═══ SUPPLIED MATERIAL ═══
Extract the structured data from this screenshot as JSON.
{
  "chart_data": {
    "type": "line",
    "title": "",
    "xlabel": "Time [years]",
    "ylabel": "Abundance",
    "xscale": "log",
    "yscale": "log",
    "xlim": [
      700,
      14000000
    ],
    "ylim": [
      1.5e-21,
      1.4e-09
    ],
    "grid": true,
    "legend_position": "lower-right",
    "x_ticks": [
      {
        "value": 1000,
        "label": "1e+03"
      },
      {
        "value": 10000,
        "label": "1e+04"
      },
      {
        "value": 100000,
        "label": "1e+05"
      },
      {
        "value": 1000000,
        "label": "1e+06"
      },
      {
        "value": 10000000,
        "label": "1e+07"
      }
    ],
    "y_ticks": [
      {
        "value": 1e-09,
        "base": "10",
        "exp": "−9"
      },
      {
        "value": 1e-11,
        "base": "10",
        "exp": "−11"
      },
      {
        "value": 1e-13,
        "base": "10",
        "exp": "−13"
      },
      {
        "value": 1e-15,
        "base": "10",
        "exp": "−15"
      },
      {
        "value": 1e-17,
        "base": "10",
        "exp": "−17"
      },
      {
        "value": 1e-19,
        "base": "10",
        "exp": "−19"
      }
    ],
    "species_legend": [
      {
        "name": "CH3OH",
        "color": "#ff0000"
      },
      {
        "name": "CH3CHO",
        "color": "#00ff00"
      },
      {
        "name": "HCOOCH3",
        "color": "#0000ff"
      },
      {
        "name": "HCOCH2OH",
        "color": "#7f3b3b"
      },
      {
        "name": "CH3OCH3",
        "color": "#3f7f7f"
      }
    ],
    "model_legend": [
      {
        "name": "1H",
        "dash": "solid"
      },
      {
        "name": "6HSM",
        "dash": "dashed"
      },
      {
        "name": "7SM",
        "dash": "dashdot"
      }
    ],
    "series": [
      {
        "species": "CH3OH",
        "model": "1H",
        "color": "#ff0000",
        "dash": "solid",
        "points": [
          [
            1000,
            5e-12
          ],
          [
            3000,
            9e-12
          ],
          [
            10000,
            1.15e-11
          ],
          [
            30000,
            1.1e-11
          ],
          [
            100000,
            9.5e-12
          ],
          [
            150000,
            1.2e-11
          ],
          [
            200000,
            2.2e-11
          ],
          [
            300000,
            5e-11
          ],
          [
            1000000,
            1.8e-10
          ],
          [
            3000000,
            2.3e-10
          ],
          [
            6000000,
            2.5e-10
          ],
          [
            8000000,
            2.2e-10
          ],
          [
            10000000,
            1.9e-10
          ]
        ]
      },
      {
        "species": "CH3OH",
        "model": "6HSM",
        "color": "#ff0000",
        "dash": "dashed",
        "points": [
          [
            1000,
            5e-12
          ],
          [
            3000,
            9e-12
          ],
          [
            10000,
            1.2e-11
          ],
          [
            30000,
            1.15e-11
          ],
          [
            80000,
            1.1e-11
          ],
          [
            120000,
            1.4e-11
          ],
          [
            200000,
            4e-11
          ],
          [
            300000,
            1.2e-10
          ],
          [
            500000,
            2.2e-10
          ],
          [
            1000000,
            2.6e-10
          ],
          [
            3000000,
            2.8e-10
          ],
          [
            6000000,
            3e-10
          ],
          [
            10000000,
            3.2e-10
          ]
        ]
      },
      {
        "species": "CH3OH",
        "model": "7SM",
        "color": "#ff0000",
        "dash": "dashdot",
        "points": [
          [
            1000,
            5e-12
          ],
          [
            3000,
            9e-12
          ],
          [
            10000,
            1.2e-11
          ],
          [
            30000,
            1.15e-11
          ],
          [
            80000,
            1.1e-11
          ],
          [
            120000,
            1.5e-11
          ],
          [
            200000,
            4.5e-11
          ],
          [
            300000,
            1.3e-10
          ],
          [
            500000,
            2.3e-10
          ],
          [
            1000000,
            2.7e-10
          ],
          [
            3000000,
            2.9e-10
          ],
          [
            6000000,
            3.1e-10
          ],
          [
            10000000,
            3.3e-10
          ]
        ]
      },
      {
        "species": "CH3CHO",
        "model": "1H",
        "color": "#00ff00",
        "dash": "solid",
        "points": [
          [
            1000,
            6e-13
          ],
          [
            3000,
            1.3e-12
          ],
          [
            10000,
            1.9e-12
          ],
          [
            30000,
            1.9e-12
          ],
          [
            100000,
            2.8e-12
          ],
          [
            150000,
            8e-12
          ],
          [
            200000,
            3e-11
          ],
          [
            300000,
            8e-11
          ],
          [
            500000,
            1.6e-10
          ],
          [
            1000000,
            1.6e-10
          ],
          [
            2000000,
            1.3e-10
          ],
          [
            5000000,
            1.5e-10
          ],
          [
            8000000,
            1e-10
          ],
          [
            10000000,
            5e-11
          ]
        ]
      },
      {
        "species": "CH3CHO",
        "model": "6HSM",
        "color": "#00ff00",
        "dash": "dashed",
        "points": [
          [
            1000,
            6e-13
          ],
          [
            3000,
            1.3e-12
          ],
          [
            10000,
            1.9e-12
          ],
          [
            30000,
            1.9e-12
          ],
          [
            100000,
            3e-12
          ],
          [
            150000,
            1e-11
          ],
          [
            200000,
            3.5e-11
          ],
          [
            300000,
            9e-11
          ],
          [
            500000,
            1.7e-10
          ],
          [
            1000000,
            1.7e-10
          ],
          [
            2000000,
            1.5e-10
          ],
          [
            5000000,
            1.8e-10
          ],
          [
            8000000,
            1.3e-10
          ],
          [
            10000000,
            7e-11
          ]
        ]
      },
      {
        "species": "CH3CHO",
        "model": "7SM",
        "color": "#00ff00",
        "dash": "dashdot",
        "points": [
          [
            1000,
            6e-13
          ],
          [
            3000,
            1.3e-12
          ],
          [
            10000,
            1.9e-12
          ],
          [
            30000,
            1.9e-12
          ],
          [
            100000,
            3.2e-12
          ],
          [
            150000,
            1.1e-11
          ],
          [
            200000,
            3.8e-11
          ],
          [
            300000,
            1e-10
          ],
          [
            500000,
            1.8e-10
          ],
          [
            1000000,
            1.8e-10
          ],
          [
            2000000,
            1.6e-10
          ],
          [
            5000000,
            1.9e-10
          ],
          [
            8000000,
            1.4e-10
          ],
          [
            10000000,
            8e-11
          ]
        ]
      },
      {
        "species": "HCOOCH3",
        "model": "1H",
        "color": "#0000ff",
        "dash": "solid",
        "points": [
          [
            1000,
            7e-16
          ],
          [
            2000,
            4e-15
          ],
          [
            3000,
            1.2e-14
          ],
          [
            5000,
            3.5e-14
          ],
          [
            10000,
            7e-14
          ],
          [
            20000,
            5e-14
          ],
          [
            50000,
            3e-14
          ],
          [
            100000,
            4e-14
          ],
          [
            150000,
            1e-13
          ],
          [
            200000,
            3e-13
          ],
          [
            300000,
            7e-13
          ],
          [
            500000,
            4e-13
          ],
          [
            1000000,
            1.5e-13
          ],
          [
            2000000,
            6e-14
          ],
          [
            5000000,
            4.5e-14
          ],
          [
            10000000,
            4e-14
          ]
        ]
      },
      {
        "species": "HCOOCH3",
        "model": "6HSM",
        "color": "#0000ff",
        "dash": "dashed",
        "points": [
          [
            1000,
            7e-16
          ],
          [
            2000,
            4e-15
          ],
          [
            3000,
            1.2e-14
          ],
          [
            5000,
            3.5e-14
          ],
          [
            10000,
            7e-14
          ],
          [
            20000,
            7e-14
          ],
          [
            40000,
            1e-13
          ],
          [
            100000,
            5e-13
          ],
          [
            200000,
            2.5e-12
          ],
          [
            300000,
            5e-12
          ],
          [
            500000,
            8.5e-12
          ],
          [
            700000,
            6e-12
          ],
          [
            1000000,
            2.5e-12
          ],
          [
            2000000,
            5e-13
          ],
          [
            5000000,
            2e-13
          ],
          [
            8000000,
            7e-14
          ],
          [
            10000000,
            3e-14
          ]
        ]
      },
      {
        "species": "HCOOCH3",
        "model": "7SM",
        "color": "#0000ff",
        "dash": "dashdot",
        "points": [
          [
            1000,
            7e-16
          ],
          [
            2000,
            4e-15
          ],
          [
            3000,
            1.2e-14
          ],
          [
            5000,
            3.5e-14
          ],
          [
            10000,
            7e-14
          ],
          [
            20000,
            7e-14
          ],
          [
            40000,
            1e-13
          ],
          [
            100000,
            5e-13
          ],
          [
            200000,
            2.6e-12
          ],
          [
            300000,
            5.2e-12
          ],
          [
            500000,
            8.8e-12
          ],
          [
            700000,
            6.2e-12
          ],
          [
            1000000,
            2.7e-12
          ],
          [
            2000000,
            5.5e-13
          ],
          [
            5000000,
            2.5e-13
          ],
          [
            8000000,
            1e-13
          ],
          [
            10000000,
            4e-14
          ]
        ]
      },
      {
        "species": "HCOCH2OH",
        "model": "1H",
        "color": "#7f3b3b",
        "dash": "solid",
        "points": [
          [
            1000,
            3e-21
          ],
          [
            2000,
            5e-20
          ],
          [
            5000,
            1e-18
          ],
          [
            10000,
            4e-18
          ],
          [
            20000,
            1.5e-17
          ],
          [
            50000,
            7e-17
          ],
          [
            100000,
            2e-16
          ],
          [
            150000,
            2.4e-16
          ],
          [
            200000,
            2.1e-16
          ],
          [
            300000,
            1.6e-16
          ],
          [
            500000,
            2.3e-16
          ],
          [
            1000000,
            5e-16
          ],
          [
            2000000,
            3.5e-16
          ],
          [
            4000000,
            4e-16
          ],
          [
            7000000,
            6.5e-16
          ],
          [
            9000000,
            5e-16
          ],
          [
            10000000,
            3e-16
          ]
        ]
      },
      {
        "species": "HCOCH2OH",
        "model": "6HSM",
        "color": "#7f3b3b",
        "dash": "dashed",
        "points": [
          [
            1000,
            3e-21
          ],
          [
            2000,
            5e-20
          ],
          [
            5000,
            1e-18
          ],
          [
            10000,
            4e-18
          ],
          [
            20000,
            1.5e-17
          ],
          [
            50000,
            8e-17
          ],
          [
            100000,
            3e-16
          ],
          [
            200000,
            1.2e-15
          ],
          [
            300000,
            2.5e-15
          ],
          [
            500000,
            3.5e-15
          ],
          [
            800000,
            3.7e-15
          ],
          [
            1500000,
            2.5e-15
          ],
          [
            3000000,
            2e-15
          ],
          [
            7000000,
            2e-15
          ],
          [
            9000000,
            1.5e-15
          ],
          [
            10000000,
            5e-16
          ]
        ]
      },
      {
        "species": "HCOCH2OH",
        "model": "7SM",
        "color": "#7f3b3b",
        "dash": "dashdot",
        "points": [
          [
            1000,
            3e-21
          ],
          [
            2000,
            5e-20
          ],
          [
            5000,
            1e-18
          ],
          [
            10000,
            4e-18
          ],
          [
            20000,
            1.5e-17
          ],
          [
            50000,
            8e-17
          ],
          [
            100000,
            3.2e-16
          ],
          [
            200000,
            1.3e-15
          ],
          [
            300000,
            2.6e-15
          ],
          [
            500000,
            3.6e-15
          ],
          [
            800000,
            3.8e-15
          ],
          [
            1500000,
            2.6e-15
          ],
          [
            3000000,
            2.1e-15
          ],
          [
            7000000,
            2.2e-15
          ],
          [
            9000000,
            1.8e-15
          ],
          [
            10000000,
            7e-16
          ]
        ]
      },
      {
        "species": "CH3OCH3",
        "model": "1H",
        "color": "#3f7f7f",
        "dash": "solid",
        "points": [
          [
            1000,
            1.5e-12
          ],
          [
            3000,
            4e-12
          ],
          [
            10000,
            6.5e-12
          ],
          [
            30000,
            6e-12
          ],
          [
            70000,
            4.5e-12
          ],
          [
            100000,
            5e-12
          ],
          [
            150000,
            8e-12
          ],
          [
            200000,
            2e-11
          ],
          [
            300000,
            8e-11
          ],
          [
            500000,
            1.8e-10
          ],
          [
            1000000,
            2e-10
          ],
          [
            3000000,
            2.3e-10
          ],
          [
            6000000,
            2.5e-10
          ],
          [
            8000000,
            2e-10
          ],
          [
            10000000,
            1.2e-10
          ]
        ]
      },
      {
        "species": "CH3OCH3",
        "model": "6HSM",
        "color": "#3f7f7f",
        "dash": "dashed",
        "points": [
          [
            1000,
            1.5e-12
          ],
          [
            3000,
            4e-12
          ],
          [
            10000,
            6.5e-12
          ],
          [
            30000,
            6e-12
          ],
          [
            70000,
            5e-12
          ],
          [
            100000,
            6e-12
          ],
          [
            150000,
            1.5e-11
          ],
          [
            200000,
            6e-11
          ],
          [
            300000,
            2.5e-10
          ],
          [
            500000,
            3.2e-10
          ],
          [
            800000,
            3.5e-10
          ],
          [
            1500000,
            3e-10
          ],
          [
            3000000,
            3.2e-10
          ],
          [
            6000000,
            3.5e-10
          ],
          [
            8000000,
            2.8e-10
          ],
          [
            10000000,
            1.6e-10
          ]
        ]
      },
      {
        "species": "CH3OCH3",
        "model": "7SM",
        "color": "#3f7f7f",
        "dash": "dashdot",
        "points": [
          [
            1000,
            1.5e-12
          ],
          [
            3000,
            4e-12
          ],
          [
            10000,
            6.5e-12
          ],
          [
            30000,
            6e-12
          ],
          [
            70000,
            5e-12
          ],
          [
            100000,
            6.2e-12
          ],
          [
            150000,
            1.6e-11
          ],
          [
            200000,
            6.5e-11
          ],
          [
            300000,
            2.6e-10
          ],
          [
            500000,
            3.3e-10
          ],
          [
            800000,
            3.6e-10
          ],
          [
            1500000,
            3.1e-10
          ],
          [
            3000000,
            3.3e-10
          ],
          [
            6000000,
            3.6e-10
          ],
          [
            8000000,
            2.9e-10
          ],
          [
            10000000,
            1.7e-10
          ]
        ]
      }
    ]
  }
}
═══
◆ EXERCISE GOAL: Each line with the string "value" in it needs to be found and copied.

◆ SOLUTION TO THE EXERCISE:
        "value": 1000,
        "value": 10000,
        "value": 100000,
        "value": 1000000,
        "value": 10000000,
        "value": 1e-09,
        "value": 1e-11,
        "value": 1e-13,
        "value": 1e-15,
        "value": 1e-17,
        "value": 1e-19,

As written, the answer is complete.